The task:
Copy every line of the entries that includes the word "Пономарьова".

— Begin Data lines —

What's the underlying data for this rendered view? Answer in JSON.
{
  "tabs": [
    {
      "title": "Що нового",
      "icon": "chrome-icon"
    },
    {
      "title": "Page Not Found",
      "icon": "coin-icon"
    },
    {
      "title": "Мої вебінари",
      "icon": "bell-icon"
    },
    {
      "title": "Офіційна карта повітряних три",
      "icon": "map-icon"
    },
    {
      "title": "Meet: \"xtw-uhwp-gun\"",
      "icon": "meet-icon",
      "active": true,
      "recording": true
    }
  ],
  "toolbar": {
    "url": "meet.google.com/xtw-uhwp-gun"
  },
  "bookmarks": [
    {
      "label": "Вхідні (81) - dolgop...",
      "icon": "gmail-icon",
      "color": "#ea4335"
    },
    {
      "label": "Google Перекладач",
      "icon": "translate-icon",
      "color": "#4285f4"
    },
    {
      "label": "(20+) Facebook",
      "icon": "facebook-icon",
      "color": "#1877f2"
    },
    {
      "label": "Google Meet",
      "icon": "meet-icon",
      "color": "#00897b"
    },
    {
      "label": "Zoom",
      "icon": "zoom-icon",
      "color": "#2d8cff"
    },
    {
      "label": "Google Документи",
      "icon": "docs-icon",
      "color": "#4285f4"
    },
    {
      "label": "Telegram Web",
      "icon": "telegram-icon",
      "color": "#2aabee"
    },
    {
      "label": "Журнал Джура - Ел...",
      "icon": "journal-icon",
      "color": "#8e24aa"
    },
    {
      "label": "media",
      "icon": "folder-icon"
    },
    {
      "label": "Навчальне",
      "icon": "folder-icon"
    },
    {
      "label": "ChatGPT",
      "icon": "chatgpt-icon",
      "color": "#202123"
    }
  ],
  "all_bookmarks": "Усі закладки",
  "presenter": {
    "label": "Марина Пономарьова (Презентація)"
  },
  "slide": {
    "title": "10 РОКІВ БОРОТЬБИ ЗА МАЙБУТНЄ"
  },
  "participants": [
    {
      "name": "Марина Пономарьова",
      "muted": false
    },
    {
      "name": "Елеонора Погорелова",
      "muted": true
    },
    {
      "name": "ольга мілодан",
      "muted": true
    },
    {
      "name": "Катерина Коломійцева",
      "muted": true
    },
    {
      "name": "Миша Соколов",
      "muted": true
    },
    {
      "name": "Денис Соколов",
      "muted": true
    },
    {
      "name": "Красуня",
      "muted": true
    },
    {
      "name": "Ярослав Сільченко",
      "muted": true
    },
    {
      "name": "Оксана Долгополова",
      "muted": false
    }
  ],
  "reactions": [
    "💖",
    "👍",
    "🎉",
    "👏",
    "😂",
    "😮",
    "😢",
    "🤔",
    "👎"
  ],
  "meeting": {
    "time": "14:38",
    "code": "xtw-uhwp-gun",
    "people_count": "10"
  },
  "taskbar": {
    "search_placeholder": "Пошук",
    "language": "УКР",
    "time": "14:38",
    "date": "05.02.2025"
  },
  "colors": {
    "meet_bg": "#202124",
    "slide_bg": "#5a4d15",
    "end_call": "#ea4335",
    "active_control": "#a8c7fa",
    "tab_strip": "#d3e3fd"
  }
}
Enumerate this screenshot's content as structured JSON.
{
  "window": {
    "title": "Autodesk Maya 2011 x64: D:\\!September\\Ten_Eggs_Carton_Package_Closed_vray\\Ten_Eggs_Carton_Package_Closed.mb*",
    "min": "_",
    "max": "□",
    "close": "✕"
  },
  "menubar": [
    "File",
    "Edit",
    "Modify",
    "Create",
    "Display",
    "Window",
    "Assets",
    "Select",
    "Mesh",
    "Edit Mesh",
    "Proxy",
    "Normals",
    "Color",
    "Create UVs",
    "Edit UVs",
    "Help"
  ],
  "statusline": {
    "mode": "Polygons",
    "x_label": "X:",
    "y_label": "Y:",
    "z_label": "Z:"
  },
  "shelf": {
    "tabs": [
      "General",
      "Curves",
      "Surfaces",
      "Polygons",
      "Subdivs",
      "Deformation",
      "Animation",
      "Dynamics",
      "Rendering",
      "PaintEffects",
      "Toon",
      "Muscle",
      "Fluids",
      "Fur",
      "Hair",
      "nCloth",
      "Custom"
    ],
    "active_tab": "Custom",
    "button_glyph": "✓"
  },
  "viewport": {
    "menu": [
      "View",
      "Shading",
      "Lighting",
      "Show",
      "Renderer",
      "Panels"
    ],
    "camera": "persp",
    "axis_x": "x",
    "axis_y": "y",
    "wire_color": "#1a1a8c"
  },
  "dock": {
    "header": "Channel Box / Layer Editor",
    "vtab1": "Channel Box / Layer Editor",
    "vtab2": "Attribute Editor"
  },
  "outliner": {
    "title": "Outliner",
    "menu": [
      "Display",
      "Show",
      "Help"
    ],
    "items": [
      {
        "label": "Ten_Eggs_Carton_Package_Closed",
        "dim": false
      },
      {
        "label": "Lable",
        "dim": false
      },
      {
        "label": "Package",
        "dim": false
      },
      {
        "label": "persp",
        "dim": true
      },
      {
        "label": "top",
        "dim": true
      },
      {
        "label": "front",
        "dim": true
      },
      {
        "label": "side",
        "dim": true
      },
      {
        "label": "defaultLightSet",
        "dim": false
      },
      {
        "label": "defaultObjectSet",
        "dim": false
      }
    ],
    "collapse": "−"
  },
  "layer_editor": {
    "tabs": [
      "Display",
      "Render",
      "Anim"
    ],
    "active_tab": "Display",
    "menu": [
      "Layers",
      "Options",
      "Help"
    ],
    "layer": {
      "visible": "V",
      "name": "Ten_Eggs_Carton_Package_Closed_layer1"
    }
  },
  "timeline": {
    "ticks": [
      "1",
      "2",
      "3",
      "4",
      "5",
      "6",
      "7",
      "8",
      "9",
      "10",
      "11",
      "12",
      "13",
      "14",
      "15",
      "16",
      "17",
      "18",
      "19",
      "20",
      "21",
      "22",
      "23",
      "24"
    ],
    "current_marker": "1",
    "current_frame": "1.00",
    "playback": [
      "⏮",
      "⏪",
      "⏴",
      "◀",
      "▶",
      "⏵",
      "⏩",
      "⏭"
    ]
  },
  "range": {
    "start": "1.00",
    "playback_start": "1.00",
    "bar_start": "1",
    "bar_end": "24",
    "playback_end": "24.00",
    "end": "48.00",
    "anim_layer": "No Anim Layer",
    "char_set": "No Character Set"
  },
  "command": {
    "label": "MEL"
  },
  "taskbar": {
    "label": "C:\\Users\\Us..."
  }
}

— End Data lines —

Solution to the exercise:
    "label": "Марина Пономарьова (Презентація)"
      "name": "Марина Пономарьова",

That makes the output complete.